[Recorded data]
++++

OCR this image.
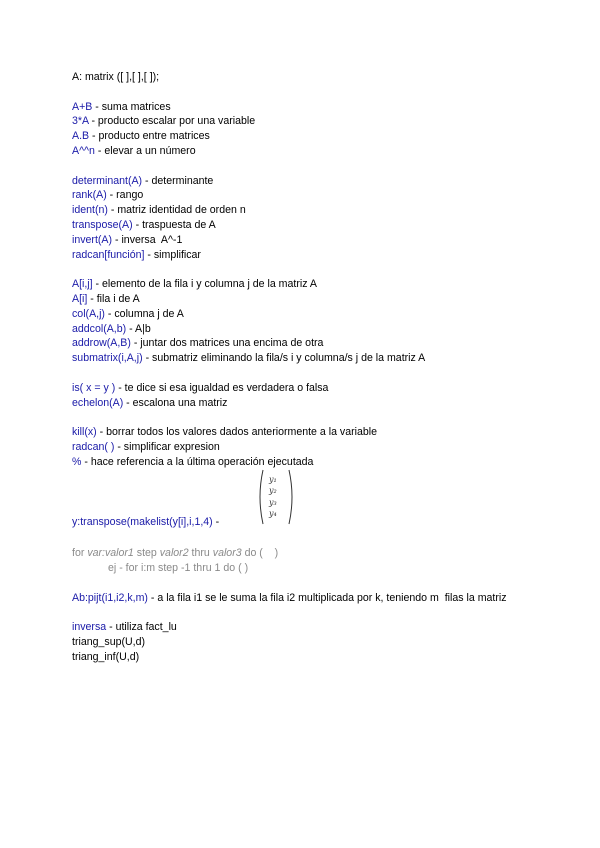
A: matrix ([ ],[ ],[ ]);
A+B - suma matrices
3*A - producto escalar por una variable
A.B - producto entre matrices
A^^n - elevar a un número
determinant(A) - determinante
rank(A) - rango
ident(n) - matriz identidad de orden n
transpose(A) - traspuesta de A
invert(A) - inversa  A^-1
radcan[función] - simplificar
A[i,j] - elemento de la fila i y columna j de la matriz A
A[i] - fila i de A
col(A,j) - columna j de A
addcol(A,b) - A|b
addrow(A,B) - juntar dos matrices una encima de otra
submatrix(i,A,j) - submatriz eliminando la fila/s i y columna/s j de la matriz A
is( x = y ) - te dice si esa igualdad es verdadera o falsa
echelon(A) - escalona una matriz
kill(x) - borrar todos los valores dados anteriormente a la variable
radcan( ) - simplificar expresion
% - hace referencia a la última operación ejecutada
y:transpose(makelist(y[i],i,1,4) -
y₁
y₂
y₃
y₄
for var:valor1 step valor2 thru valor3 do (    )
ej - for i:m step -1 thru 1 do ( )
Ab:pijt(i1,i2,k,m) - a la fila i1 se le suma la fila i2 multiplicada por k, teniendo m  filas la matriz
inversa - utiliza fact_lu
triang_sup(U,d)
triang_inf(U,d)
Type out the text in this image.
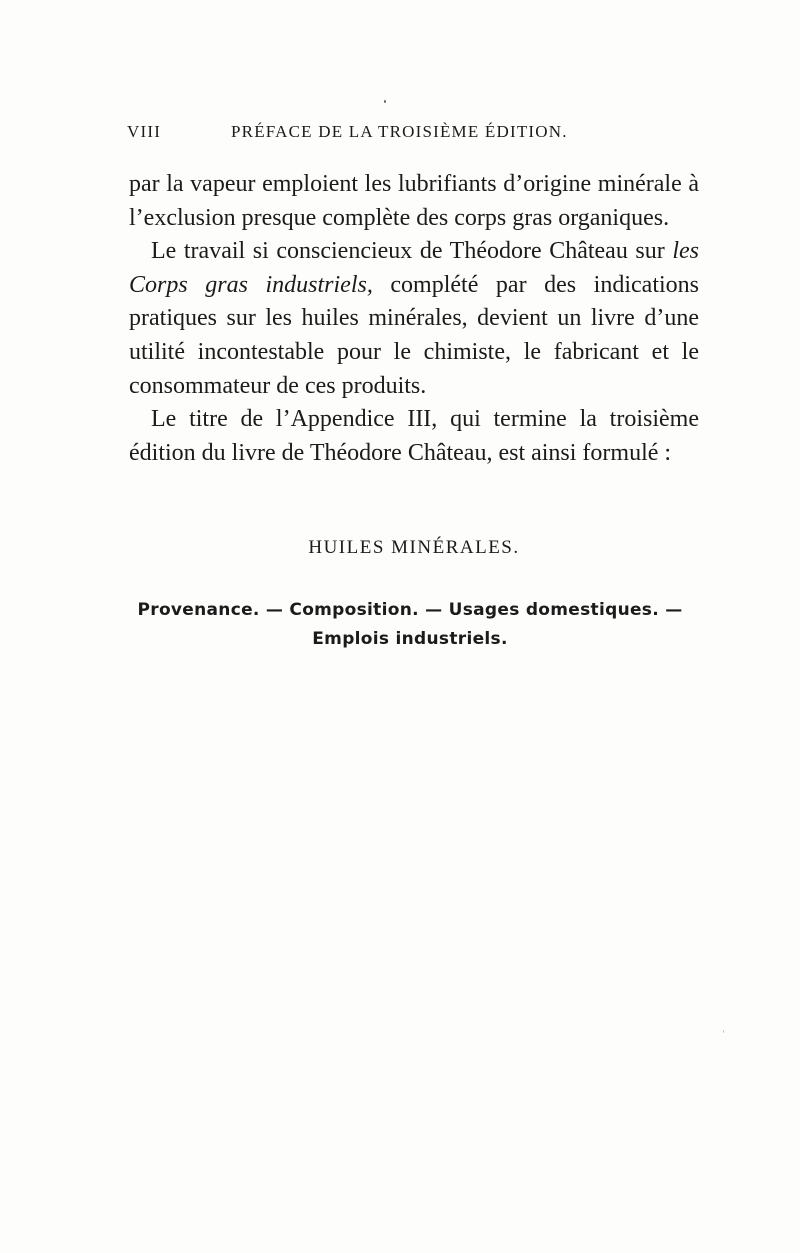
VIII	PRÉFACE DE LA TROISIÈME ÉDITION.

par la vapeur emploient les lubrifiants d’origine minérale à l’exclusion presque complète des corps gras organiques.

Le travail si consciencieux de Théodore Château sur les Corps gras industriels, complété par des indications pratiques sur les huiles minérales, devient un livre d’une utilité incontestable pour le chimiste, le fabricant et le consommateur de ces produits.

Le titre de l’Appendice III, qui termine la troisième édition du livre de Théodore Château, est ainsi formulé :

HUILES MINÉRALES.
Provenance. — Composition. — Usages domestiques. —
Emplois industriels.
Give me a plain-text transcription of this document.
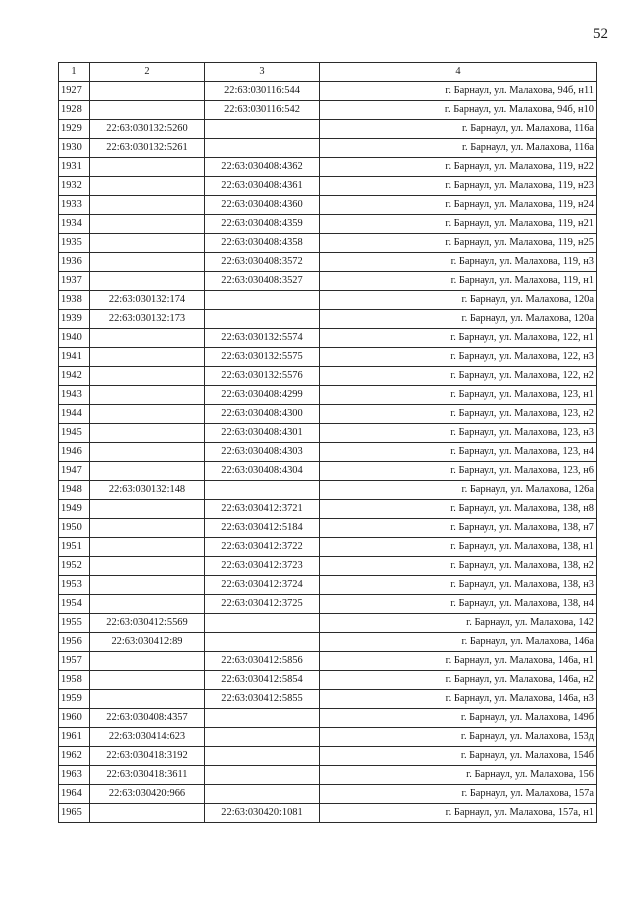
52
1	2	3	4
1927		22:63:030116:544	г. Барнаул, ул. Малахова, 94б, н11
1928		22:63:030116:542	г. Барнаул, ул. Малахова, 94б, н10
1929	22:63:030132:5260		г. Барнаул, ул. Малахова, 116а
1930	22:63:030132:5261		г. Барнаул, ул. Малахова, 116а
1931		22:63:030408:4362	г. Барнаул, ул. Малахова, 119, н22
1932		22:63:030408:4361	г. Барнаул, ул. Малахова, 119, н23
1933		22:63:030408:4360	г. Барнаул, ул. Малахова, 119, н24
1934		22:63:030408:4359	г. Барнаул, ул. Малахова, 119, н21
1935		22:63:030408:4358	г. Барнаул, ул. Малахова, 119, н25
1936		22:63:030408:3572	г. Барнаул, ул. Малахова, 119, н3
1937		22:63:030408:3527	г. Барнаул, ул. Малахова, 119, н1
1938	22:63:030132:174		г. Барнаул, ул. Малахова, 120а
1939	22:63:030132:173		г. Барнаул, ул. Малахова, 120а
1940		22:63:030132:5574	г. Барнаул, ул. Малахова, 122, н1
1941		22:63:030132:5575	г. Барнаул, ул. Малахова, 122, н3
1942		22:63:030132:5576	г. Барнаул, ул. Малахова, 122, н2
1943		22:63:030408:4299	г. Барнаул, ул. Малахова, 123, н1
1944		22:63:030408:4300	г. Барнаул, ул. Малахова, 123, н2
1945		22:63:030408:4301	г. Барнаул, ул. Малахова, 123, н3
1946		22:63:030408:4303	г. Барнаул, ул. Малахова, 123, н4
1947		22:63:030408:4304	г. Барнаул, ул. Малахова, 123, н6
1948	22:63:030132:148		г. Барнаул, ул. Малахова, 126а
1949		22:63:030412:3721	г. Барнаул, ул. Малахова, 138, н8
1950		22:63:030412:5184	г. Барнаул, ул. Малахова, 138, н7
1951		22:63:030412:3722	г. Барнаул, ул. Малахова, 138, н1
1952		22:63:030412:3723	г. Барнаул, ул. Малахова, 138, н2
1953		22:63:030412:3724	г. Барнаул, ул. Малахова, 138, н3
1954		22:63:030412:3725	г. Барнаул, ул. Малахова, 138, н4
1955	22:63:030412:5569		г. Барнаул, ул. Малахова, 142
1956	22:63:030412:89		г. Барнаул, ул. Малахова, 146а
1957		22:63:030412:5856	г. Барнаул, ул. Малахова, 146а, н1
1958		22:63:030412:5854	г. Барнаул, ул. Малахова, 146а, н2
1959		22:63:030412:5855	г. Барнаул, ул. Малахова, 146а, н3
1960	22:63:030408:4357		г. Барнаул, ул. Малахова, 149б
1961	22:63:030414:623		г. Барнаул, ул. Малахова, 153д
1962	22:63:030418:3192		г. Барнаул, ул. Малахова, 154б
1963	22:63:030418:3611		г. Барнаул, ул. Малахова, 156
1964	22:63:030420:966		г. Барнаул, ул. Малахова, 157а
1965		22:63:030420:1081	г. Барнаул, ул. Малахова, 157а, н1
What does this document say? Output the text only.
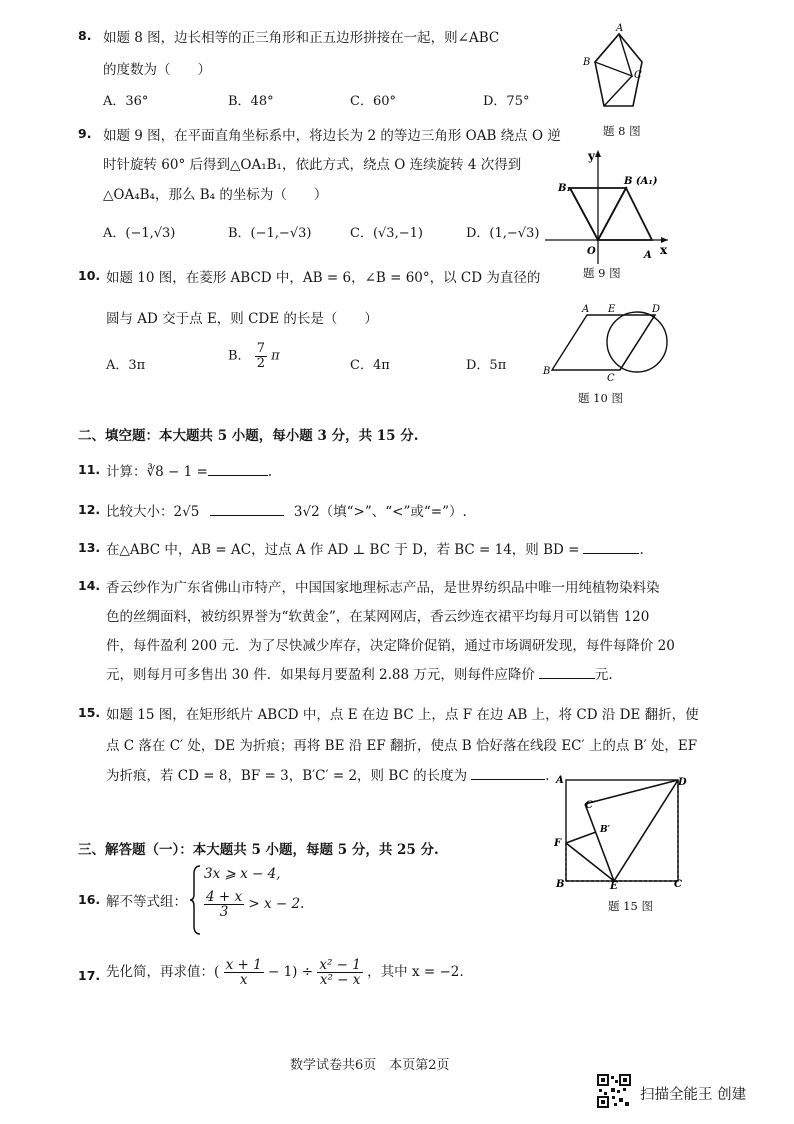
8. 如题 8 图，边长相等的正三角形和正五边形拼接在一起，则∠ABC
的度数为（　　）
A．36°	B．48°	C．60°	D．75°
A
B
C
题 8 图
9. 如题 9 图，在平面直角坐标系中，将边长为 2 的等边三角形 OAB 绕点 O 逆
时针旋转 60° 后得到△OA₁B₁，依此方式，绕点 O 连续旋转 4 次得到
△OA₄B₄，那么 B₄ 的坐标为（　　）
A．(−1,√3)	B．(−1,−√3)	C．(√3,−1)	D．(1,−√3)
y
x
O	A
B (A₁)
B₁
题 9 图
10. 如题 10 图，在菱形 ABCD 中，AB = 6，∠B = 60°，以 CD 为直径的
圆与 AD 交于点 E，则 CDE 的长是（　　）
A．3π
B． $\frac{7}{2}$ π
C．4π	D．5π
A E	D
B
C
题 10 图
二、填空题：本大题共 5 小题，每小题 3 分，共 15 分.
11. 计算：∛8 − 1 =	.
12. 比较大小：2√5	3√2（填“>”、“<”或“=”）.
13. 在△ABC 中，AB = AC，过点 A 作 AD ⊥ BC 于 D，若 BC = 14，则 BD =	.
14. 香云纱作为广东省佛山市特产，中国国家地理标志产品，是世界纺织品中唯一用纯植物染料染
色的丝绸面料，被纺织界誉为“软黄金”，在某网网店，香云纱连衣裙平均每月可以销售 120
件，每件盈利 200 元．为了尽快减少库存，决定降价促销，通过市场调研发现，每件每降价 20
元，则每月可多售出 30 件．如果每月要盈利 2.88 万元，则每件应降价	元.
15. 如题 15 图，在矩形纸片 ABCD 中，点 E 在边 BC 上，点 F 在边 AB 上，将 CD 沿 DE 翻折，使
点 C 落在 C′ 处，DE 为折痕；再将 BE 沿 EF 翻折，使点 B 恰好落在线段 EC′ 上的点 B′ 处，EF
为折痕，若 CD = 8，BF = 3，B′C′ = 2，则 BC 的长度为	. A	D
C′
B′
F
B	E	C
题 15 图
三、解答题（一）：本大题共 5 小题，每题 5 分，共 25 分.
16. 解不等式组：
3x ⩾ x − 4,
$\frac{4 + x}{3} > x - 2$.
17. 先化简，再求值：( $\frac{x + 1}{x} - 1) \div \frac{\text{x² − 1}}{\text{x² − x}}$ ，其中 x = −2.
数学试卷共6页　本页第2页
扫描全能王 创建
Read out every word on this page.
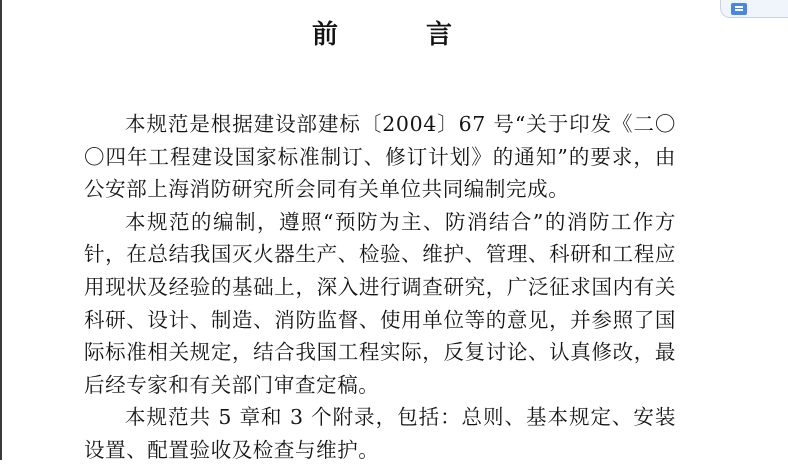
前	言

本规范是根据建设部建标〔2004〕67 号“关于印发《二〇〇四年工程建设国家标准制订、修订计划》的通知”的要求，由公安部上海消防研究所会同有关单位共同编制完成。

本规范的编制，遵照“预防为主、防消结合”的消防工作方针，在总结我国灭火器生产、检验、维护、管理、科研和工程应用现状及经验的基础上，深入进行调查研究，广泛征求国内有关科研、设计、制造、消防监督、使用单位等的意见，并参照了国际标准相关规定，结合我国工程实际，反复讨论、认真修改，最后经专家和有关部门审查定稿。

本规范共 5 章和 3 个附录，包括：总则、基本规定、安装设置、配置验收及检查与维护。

++++

# Work instructions
List all lines above in which the string "inversa" appears.

# Exercise solution
invert(A) - inversa  A^-1
inversa - utiliza fact_lu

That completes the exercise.